Collect the lines of the entries where "name" shows up.

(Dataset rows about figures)

--------------------

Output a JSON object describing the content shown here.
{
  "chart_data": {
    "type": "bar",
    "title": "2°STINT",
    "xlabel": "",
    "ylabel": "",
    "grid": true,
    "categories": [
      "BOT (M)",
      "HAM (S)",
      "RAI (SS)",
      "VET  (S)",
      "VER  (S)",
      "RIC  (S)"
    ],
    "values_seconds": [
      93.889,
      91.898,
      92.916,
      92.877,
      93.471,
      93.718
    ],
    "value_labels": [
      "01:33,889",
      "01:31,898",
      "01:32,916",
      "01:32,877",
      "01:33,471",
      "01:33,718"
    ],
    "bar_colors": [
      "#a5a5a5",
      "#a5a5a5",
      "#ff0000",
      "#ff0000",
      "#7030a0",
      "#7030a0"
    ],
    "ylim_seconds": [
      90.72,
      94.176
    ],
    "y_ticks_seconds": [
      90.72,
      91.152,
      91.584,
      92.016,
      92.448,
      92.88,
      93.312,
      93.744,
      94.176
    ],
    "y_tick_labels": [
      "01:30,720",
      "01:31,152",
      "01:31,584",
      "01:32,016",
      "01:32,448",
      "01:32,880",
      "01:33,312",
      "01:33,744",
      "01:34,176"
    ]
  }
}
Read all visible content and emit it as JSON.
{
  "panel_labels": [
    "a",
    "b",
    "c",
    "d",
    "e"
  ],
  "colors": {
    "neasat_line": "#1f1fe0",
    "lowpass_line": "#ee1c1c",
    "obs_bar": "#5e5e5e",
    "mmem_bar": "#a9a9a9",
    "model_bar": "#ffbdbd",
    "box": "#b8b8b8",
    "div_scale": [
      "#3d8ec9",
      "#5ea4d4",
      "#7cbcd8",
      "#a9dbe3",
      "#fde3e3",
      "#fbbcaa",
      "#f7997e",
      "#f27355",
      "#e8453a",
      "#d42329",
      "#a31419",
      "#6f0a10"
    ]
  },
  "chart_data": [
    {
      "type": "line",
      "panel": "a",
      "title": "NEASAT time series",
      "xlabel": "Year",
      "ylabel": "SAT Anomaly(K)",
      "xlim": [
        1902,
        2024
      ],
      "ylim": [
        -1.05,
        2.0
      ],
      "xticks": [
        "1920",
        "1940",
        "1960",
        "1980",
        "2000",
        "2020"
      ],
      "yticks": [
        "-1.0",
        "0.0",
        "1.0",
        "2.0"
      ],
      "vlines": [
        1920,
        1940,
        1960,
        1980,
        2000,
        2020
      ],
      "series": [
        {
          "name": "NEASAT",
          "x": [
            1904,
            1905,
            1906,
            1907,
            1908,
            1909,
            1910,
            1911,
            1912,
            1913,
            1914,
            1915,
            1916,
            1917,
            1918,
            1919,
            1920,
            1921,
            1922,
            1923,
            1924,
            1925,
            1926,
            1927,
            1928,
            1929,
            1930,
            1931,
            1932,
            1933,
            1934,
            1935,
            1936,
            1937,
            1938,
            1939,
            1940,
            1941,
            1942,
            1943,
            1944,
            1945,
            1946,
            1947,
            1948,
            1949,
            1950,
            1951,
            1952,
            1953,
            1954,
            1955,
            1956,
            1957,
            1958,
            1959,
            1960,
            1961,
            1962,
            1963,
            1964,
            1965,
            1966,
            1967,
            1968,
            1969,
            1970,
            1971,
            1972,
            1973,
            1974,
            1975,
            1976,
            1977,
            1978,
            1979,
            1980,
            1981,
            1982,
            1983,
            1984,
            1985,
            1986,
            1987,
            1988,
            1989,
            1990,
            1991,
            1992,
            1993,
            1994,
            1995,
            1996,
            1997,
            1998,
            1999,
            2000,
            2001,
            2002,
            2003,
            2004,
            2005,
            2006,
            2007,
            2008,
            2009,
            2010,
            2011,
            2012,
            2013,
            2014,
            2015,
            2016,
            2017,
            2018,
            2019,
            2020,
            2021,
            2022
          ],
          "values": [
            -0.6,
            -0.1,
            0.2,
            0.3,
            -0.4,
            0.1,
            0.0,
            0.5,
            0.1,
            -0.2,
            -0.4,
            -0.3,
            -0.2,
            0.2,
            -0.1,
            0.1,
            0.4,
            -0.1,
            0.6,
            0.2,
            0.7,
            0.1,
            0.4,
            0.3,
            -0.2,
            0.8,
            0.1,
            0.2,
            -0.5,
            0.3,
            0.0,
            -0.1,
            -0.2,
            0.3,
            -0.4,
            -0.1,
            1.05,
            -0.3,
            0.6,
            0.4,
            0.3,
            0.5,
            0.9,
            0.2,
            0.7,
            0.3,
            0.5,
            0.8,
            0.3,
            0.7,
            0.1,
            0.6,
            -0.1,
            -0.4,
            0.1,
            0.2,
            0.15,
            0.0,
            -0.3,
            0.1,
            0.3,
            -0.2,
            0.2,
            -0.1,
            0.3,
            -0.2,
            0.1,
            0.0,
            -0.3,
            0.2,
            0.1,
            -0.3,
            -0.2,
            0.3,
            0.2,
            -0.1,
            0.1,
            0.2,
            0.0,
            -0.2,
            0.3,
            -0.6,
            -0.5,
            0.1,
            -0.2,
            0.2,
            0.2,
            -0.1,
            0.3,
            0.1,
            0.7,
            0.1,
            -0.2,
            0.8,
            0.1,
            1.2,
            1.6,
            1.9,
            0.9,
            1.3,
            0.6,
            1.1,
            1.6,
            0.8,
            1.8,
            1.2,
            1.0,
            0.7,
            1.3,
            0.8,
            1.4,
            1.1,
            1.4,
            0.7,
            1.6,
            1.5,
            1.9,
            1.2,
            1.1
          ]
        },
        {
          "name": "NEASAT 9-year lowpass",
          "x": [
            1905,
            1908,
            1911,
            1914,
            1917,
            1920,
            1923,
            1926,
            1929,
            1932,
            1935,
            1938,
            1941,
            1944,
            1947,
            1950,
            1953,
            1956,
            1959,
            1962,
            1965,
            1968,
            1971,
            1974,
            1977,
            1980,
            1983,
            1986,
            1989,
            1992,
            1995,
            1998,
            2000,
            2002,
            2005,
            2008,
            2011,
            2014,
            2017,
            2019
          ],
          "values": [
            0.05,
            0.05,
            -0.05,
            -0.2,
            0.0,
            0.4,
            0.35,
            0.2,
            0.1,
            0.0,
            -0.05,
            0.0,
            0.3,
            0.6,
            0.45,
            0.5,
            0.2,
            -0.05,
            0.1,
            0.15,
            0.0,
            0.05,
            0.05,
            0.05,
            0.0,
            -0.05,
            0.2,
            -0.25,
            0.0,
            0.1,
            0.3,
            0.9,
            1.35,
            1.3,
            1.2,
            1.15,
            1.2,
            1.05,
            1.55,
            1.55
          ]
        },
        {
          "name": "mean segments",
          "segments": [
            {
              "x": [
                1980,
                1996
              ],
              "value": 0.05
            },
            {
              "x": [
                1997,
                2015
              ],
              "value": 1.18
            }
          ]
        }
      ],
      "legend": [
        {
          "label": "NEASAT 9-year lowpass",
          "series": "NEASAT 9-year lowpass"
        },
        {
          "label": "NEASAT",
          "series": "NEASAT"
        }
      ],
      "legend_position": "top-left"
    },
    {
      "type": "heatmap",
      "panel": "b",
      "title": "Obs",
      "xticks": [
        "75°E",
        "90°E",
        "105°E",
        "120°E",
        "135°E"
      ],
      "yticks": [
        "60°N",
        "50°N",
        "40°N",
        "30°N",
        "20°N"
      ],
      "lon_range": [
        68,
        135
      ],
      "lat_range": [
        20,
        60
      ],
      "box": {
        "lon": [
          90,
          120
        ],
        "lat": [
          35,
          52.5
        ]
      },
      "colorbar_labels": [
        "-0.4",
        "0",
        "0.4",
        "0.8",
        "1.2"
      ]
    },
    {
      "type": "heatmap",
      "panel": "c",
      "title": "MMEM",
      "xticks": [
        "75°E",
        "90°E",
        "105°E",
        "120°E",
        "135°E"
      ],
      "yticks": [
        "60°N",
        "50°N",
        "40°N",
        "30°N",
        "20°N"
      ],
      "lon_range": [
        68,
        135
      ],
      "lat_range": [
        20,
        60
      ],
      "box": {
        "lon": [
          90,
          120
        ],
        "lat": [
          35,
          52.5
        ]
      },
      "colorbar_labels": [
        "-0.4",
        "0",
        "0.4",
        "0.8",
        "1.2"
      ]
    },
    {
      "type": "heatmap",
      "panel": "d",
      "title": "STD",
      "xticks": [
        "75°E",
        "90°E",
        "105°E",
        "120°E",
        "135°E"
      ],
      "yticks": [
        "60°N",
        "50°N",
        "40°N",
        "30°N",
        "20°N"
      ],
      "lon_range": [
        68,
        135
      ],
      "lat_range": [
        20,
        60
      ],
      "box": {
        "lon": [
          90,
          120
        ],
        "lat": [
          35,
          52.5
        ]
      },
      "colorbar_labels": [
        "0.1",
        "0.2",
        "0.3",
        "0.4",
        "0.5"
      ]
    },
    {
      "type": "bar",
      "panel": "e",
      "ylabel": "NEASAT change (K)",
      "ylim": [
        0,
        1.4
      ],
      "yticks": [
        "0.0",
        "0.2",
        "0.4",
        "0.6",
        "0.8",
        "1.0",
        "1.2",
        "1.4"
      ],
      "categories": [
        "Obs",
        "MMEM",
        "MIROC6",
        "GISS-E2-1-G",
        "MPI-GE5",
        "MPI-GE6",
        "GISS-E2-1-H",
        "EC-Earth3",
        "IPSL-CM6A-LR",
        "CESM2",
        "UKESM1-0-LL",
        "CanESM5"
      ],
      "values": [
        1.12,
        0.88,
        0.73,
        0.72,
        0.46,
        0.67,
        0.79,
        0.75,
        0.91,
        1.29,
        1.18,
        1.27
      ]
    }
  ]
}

--------------------

Result of the task →
          "name": "NEASAT",
          "name": "NEASAT 9-year lowpass",
          "name": "mean segments",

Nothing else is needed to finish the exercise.